Stored data:
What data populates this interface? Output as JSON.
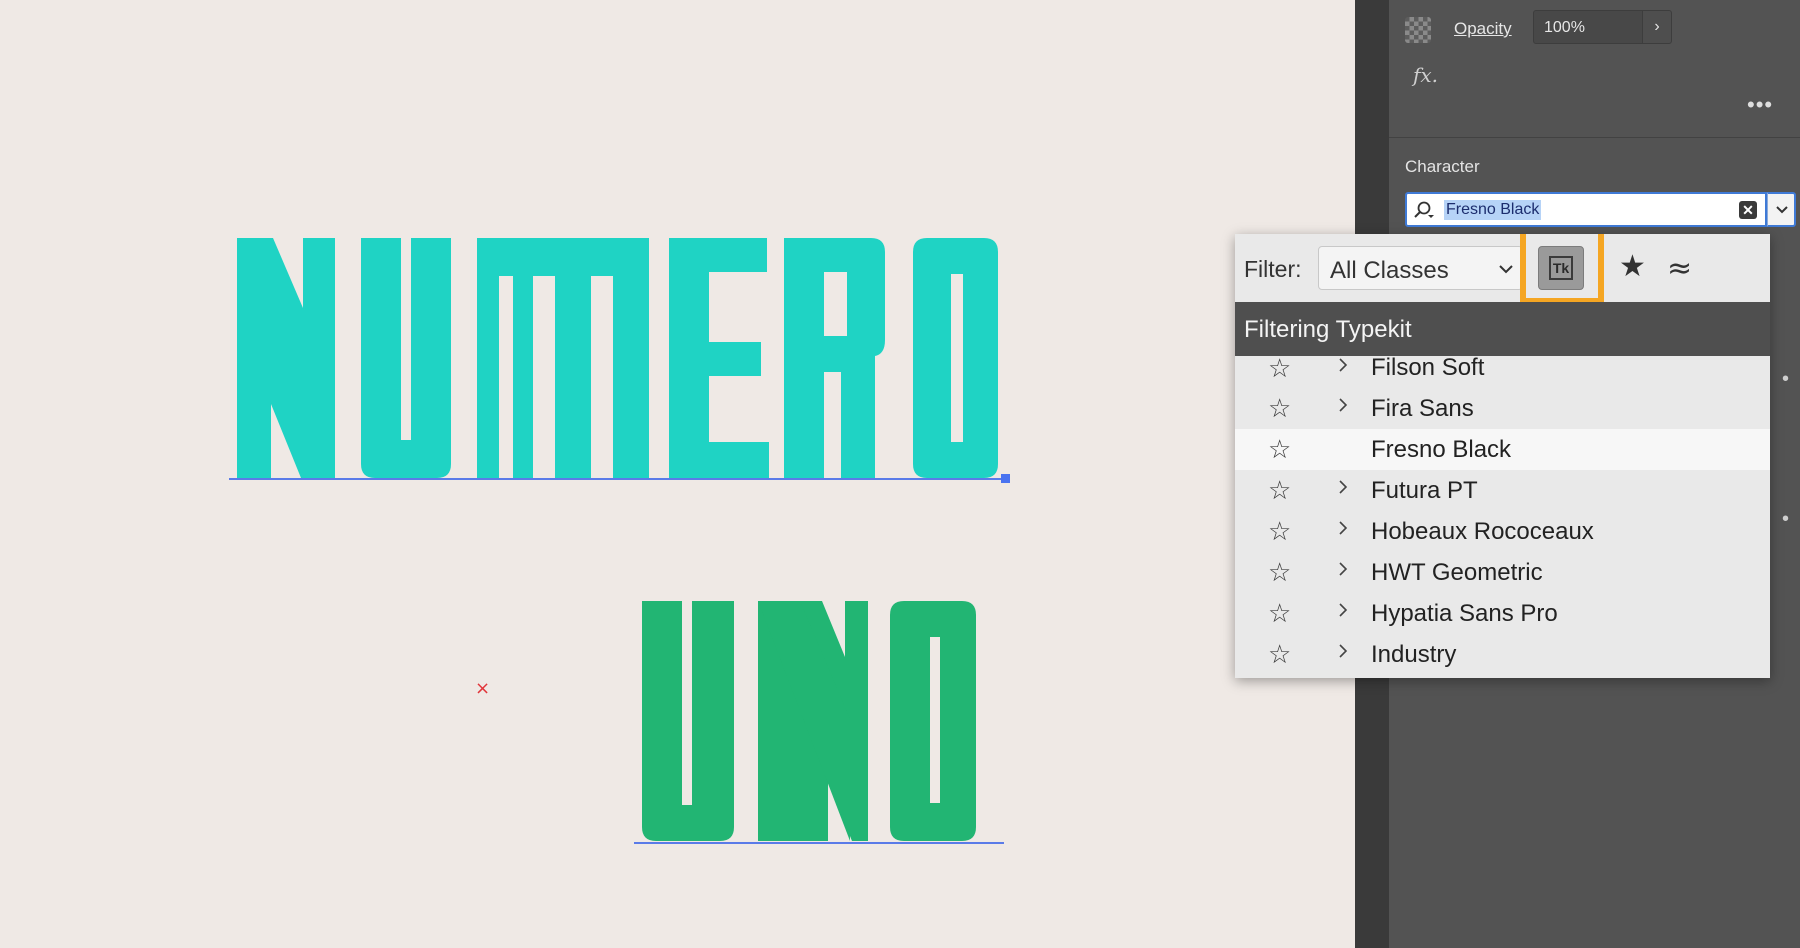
{
  "canvas": {
    "word1": "NUMERO",
    "word2": "UNO",
    "word1_color": "#1fd3c4",
    "word2_color": "#22b573",
    "origin_marker": "×"
  },
  "panel": {
    "opacity_label": "Opacity",
    "opacity_value": "100%",
    "fx_label": "fx.",
    "more_label": "•••",
    "section_title": "Character",
    "font_search_value": "Fresno Black",
    "clear_label": "✕"
  },
  "popup": {
    "filter_label": "Filter:",
    "class_value": "All Classes",
    "typekit_filter_label": "Tk",
    "header": "Filtering Typekit",
    "fonts": [
      {
        "name": "Filson Soft",
        "has_children": true,
        "selected": false
      },
      {
        "name": "Fira Sans",
        "has_children": true,
        "selected": false
      },
      {
        "name": "Fresno Black",
        "has_children": false,
        "selected": true
      },
      {
        "name": "Futura PT",
        "has_children": true,
        "selected": false
      },
      {
        "name": "Hobeaux Rococeaux",
        "has_children": true,
        "selected": false
      },
      {
        "name": "HWT Geometric",
        "has_children": true,
        "selected": false
      },
      {
        "name": "Hypatia Sans Pro",
        "has_children": true,
        "selected": false
      },
      {
        "name": "Industry",
        "has_children": true,
        "selected": false
      }
    ]
  },
  "colors": {
    "highlight": "#f5a623",
    "selection": "#3f7ad6",
    "panel_bg": "#535353",
    "canvas_bg": "#efe9e5"
  }
}
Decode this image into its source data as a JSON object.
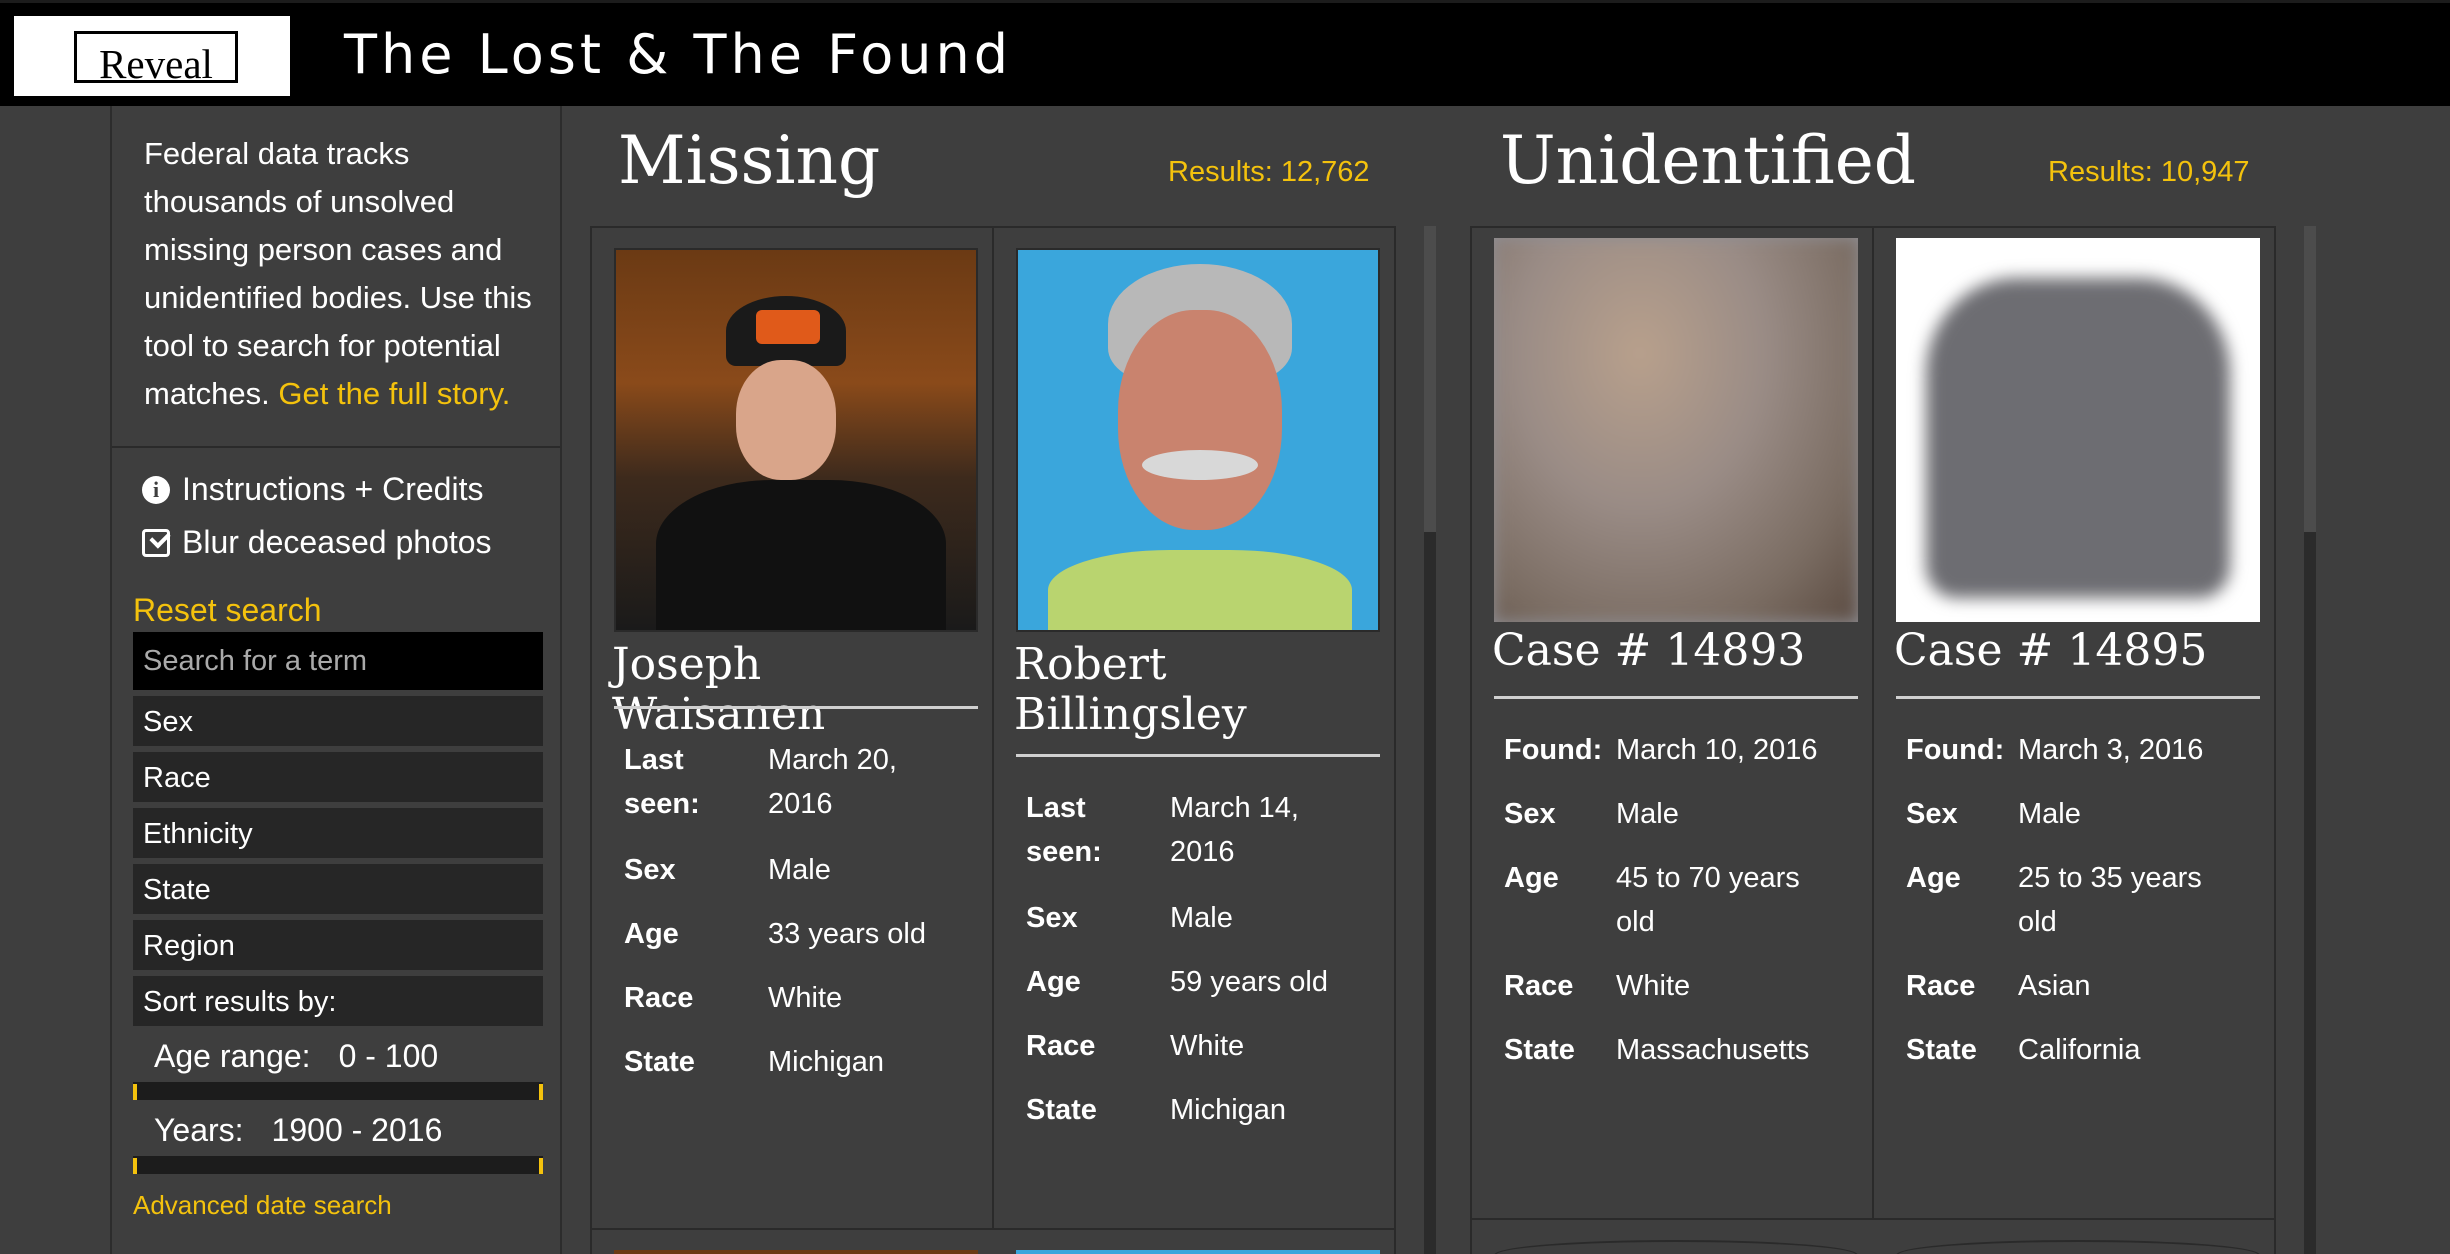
{
  "header": {
    "logo": "Reveal",
    "title": "The Lost & The Found"
  },
  "sidebar": {
    "intro": "Federal data tracks thousands of unsolved missing person cases and unidentified bodies. Use this tool to search for potential matches.",
    "story_link": "Get the full story.",
    "instructions": "Instructions + Credits",
    "blur": "Blur deceased photos",
    "reset": "Reset search",
    "search_placeholder": "Search for a term",
    "filters": [
      "Sex",
      "Race",
      "Ethnicity",
      "State",
      "Region",
      "Sort results by:"
    ],
    "age_range_label": "Age range:",
    "age_range_value": "0 - 100",
    "years_label": "Years:",
    "years_value": "1900 - 2016",
    "advanced": "Advanced date search"
  },
  "missing": {
    "title": "Missing",
    "results": "Results: 12,762",
    "cards": [
      {
        "name": "Joseph Waisanen",
        "fields": [
          {
            "label": "Last seen:",
            "value": "March 20, 2016"
          },
          {
            "label": "Sex",
            "value": "Male"
          },
          {
            "label": "Age",
            "value": "33 years old"
          },
          {
            "label": "Race",
            "value": "White"
          },
          {
            "label": "State",
            "value": "Michigan"
          }
        ]
      },
      {
        "name": "Robert Billingsley",
        "fields": [
          {
            "label": "Last seen:",
            "value": "March 14, 2016"
          },
          {
            "label": "Sex",
            "value": "Male"
          },
          {
            "label": "Age",
            "value": "59 years old"
          },
          {
            "label": "Race",
            "value": "White"
          },
          {
            "label": "State",
            "value": "Michigan"
          }
        ]
      }
    ]
  },
  "unidentified": {
    "title": "Unidentified",
    "results": "Results: 10,947",
    "cards": [
      {
        "name": "Case # 14893",
        "fields": [
          {
            "label": "Found:",
            "value": "March 10, 2016"
          },
          {
            "label": "Sex",
            "value": "Male"
          },
          {
            "label": "Age",
            "value": "45 to 70 years old"
          },
          {
            "label": "Race",
            "value": "White"
          },
          {
            "label": "State",
            "value": "Massachusetts"
          }
        ]
      },
      {
        "name": "Case # 14895",
        "fields": [
          {
            "label": "Found:",
            "value": "March 3, 2016"
          },
          {
            "label": "Sex",
            "value": "Male"
          },
          {
            "label": "Age",
            "value": "25 to 35 years old"
          },
          {
            "label": "Race",
            "value": "Asian"
          },
          {
            "label": "State",
            "value": "California"
          }
        ]
      }
    ]
  },
  "colors": {
    "accent": "#f4c20d",
    "background": "#3e3e3e",
    "header": "#000000"
  }
}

- [The request]
Each line above is to be copied verbatim. Drop any image from the copy.

- [Correct result]
What data populates this interface? Output as JSON.
{
  "canvas": {
    "word1": "NUMERO",
    "word2": "UNO",
    "word1_color": "#1fd3c4",
    "word2_color": "#22b573",
    "origin_marker": "×"
  },
  "panel": {
    "opacity_label": "Opacity",
    "opacity_value": "100%",
    "fx_label": "fx.",
    "more_label": "•••",
    "section_title": "Character",
    "font_search_value": "Fresno Black",
    "clear_label": "✕"
  },
  "popup": {
    "filter_label": "Filter:",
    "class_value": "All Classes",
    "typekit_filter_label": "Tk",
    "header": "Filtering Typekit",
    "fonts": [
      {
        "name": "Filson Soft",
        "has_children": true,
        "selected": false
      },
      {
        "name": "Fira Sans",
        "has_children": true,
        "selected": false
      },
      {
        "name": "Fresno Black",
        "has_children": false,
        "selected": true
      },
      {
        "name": "Futura PT",
        "has_children": true,
        "selected": false
      },
      {
        "name": "Hobeaux Rococeaux",
        "has_children": true,
        "selected": false
      },
      {
        "name": "HWT Geometric",
        "has_children": true,
        "selected": false
      },
      {
        "name": "Hypatia Sans Pro",
        "has_children": true,
        "selected": false
      },
      {
        "name": "Industry",
        "has_children": true,
        "selected": false
      }
    ]
  },
  "colors": {
    "highlight": "#f5a623",
    "selection": "#3f7ad6",
    "panel_bg": "#535353",
    "canvas_bg": "#efe9e5"
  }
}
Decode this image into its source data as a JSON object.
{
  "header": {
    "logo": "Reveal",
    "title": "The Lost & The Found"
  },
  "sidebar": {
    "intro": "Federal data tracks thousands of unsolved missing person cases and unidentified bodies. Use this tool to search for potential matches.",
    "story_link": "Get the full story.",
    "instructions": "Instructions + Credits",
    "blur": "Blur deceased photos",
    "reset": "Reset search",
    "search_placeholder": "Search for a term",
    "filters": [
      "Sex",
      "Race",
      "Ethnicity",
      "State",
      "Region",
      "Sort results by:"
    ],
    "age_range_label": "Age range:",
    "age_range_value": "0 - 100",
    "years_label": "Years:",
    "years_value": "1900 - 2016",
    "advanced": "Advanced date search"
  },
  "missing": {
    "title": "Missing",
    "results": "Results: 12,762",
    "cards": [
      {
        "name": "Joseph Waisanen",
        "fields": [
          {
            "label": "Last seen:",
            "value": "March 20, 2016"
          },
          {
            "label": "Sex",
            "value": "Male"
          },
          {
            "label": "Age",
            "value": "33 years old"
          },
          {
            "label": "Race",
            "value": "White"
          },
          {
            "label": "State",
            "value": "Michigan"
          }
        ]
      },
      {
        "name": "Robert Billingsley",
        "fields": [
          {
            "label": "Last seen:",
            "value": "March 14, 2016"
          },
          {
            "label": "Sex",
            "value": "Male"
          },
          {
            "label": "Age",
            "value": "59 years old"
          },
          {
            "label": "Race",
            "value": "White"
          },
          {
            "label": "State",
            "value": "Michigan"
          }
        ]
      }
    ]
  },
  "unidentified": {
    "title": "Unidentified",
    "results": "Results: 10,947",
    "cards": [
      {
        "name": "Case # 14893",
        "fields": [
          {
            "label": "Found:",
            "value": "March 10, 2016"
          },
          {
            "label": "Sex",
            "value": "Male"
          },
          {
            "label": "Age",
            "value": "45 to 70 years old"
          },
          {
            "label": "Race",
            "value": "White"
          },
          {
            "label": "State",
            "value": "Massachusetts"
          }
        ]
      },
      {
        "name": "Case # 14895",
        "fields": [
          {
            "label": "Found:",
            "value": "March 3, 2016"
          },
          {
            "label": "Sex",
            "value": "Male"
          },
          {
            "label": "Age",
            "value": "25 to 35 years old"
          },
          {
            "label": "Race",
            "value": "Asian"
          },
          {
            "label": "State",
            "value": "California"
          }
        ]
      }
    ]
  },
  "colors": {
    "accent": "#f4c20d",
    "background": "#3e3e3e",
    "header": "#000000"
  }
}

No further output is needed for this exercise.